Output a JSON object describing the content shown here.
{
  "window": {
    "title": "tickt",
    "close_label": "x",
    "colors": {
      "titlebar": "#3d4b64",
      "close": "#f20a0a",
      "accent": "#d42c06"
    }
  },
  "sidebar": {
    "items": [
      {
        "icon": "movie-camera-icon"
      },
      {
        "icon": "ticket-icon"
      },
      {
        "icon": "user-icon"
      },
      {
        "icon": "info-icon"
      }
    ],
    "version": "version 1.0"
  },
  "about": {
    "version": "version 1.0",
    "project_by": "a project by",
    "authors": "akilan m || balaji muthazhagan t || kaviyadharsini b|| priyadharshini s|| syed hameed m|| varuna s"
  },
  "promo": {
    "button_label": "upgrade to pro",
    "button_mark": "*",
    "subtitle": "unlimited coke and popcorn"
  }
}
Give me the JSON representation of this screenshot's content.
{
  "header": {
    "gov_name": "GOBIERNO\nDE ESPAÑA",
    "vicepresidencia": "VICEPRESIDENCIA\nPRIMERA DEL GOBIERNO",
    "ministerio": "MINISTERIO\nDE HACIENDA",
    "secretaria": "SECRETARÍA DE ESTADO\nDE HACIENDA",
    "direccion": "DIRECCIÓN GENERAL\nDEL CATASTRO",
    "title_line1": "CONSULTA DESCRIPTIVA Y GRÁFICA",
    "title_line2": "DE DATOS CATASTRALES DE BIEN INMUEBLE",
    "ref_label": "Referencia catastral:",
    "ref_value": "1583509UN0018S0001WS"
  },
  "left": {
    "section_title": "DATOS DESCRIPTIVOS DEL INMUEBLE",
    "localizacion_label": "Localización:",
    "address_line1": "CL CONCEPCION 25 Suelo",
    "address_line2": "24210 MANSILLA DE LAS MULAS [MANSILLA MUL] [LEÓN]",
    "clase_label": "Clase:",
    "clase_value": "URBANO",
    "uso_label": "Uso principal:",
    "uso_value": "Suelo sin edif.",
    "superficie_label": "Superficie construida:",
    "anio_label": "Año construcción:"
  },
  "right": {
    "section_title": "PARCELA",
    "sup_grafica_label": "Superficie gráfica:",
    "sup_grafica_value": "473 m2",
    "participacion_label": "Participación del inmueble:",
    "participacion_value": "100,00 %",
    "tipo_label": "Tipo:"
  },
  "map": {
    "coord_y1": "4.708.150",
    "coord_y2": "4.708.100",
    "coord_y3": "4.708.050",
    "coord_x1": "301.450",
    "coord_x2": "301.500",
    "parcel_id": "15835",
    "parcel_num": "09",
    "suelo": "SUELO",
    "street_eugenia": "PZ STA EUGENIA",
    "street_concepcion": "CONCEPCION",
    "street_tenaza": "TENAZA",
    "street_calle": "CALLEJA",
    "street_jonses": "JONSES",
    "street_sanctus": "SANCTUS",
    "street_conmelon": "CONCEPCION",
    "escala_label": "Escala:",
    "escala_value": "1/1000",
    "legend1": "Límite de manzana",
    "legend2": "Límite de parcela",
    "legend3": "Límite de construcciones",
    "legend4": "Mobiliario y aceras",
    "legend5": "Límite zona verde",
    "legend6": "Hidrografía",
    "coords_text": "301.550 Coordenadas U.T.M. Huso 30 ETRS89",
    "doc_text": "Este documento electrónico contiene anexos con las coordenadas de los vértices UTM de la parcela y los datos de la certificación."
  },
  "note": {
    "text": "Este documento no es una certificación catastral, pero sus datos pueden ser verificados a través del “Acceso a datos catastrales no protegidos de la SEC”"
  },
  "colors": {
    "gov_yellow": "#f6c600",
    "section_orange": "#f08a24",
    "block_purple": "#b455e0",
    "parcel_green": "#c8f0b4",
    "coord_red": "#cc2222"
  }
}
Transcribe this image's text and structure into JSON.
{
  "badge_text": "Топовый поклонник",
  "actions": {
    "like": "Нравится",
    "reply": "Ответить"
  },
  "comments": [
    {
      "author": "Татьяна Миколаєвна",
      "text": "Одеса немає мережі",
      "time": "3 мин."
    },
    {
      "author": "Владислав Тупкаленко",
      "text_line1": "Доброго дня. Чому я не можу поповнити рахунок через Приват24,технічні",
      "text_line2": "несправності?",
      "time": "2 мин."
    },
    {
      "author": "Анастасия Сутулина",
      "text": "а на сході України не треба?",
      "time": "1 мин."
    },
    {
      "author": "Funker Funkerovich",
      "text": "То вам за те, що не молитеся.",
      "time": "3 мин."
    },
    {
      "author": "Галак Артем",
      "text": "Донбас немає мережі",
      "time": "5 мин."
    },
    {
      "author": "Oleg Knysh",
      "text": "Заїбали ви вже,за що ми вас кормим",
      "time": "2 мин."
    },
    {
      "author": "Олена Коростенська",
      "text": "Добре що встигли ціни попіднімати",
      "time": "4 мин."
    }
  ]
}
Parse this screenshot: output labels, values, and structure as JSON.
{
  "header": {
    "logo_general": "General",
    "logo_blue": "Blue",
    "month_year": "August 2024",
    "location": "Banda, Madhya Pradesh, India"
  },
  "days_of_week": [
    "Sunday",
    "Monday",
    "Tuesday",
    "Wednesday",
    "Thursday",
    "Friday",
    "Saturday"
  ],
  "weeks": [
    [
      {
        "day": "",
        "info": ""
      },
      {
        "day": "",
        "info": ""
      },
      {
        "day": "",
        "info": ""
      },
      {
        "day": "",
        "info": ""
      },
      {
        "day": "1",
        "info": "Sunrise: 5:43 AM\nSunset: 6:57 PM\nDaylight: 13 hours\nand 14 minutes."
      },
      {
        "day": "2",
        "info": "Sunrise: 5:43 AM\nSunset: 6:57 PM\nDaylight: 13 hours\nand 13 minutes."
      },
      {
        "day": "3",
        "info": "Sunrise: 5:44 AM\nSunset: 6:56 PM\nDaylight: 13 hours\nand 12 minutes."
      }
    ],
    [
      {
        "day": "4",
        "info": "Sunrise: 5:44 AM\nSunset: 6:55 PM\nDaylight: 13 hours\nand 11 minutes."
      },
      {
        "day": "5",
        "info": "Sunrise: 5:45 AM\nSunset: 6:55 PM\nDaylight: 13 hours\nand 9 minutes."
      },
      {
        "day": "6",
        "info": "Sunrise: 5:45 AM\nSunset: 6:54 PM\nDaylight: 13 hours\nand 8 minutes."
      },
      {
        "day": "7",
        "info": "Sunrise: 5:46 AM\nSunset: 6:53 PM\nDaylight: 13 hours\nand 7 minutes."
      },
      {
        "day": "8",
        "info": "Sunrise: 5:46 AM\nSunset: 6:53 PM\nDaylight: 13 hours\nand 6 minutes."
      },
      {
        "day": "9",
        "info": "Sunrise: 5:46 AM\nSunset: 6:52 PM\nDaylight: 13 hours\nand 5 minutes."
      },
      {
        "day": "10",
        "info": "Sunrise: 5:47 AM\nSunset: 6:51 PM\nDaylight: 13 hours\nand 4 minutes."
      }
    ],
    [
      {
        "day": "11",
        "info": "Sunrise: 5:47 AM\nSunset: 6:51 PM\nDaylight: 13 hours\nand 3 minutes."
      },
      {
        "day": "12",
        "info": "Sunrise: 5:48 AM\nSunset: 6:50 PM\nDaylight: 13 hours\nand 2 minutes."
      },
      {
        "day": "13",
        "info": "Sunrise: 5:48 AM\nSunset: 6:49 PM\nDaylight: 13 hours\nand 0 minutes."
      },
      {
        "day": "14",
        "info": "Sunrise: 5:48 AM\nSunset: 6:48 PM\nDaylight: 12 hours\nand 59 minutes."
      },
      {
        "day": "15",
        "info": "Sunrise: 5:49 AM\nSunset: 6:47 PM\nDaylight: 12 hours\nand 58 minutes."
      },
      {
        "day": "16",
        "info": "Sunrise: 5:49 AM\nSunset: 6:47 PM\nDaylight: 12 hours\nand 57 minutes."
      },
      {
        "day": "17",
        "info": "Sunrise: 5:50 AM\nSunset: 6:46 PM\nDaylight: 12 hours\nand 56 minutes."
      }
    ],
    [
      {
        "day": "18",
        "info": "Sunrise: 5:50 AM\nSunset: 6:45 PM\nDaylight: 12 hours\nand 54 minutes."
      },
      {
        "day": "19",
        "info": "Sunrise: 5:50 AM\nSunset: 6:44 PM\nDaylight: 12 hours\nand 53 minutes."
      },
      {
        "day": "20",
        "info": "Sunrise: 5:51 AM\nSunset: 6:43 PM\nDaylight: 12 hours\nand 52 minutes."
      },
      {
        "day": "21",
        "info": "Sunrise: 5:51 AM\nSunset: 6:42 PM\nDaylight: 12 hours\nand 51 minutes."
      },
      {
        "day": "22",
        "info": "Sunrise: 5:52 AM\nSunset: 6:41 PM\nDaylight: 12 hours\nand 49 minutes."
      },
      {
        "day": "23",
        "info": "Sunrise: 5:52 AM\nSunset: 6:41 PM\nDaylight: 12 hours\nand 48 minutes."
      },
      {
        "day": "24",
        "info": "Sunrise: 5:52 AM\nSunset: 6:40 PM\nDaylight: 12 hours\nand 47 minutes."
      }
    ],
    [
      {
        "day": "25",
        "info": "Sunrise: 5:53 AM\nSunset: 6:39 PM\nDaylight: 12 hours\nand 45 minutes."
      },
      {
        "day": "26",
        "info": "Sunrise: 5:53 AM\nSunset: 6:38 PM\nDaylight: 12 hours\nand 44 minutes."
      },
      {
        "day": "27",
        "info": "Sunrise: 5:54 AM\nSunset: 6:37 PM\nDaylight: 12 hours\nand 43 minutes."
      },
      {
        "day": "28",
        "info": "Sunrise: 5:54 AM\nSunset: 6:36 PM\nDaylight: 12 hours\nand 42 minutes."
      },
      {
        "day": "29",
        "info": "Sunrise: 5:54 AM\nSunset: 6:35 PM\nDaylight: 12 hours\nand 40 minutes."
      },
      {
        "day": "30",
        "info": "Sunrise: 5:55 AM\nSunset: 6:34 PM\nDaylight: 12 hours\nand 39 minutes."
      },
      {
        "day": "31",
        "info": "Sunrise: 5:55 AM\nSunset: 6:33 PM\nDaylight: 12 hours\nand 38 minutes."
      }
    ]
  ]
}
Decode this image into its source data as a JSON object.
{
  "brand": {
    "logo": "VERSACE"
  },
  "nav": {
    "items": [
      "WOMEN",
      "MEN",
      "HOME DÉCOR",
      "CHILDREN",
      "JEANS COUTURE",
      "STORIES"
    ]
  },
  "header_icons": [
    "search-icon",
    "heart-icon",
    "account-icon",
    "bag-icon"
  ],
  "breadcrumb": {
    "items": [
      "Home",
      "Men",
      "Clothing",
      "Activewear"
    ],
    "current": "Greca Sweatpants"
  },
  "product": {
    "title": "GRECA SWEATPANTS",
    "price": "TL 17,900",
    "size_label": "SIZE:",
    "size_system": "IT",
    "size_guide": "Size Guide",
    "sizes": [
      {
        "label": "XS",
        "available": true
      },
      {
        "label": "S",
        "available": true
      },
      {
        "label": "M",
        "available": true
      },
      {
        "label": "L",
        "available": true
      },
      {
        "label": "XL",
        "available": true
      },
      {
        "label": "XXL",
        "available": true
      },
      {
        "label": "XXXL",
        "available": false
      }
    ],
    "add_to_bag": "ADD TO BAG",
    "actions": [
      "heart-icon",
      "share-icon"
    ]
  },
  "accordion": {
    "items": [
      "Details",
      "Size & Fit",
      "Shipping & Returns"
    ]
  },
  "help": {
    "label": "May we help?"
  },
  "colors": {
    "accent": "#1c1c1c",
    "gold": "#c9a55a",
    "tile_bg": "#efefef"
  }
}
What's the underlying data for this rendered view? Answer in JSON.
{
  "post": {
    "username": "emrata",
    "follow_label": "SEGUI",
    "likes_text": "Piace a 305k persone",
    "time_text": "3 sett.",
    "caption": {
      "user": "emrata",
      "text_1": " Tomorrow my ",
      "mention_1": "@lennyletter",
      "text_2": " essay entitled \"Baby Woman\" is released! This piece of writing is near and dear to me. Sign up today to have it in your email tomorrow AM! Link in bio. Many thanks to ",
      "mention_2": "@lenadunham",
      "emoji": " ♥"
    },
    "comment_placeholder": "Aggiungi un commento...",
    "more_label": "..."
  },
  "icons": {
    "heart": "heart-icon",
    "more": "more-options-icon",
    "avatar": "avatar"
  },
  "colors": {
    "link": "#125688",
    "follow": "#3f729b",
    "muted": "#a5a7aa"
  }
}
= = = = = = =
* [REQUIREMENT]: For each line in the data above that contains the string "version", extract the line.

* [RESPONSE FOR THIS EXERCISE]:
    "version": "version 1.0"
    "version": "version 1.0",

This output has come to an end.